Direction: Of all the lines in the material below, how many include the string "scenarios"? Give the number only.
-- BEGIN The input --
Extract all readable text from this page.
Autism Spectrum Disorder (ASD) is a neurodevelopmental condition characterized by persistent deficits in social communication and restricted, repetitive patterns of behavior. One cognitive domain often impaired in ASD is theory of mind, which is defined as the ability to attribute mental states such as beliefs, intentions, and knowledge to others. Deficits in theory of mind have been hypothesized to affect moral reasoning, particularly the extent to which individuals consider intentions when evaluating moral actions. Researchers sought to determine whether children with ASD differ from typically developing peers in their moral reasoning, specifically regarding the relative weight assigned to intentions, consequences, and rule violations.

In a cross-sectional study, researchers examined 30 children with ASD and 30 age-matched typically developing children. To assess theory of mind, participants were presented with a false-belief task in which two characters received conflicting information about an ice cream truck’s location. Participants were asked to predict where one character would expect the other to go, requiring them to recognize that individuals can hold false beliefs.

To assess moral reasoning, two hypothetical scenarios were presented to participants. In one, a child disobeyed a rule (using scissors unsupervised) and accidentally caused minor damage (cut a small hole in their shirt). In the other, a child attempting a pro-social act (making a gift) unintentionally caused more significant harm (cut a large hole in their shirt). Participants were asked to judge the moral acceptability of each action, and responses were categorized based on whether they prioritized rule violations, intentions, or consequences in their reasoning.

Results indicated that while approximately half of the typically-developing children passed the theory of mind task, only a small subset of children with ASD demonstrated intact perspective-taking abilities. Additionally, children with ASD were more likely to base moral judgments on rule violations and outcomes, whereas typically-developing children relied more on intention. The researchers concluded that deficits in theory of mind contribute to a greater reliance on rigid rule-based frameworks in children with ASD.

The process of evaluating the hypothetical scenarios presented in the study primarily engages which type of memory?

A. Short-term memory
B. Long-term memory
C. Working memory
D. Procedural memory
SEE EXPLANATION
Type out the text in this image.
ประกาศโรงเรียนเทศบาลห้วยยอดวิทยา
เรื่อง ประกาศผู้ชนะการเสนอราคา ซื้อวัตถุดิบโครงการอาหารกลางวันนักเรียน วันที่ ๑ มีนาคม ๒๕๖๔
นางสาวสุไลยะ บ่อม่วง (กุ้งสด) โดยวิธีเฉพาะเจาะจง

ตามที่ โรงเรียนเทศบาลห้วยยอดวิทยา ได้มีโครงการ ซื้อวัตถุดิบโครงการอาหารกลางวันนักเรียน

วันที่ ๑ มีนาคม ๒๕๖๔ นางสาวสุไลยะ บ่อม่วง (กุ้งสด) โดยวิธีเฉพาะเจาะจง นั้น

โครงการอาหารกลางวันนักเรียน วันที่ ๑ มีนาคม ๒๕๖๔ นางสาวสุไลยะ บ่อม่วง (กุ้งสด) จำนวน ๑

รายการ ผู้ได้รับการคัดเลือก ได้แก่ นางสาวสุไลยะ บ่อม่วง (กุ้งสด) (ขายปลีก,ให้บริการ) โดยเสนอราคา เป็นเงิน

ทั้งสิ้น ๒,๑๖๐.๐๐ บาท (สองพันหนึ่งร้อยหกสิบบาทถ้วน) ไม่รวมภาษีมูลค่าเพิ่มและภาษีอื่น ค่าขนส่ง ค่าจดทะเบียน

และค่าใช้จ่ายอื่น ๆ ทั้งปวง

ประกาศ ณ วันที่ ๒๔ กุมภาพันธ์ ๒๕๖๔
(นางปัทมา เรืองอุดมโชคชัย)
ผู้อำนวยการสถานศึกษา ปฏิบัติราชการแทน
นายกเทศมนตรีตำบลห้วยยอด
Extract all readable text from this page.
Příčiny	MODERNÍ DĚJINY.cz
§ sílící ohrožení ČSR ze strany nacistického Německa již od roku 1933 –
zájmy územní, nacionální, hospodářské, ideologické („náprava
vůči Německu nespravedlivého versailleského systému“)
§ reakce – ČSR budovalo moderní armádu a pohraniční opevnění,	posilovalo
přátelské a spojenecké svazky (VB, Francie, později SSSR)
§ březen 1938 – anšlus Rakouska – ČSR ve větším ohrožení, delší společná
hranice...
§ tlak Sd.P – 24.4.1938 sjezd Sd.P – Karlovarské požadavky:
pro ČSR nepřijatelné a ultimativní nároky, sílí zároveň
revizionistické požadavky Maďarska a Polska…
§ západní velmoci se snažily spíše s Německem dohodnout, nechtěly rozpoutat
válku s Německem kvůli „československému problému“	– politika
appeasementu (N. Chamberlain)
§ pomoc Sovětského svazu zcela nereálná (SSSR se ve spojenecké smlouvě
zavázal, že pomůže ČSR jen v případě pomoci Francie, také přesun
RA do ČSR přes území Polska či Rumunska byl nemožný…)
-- END The input --
The result: 2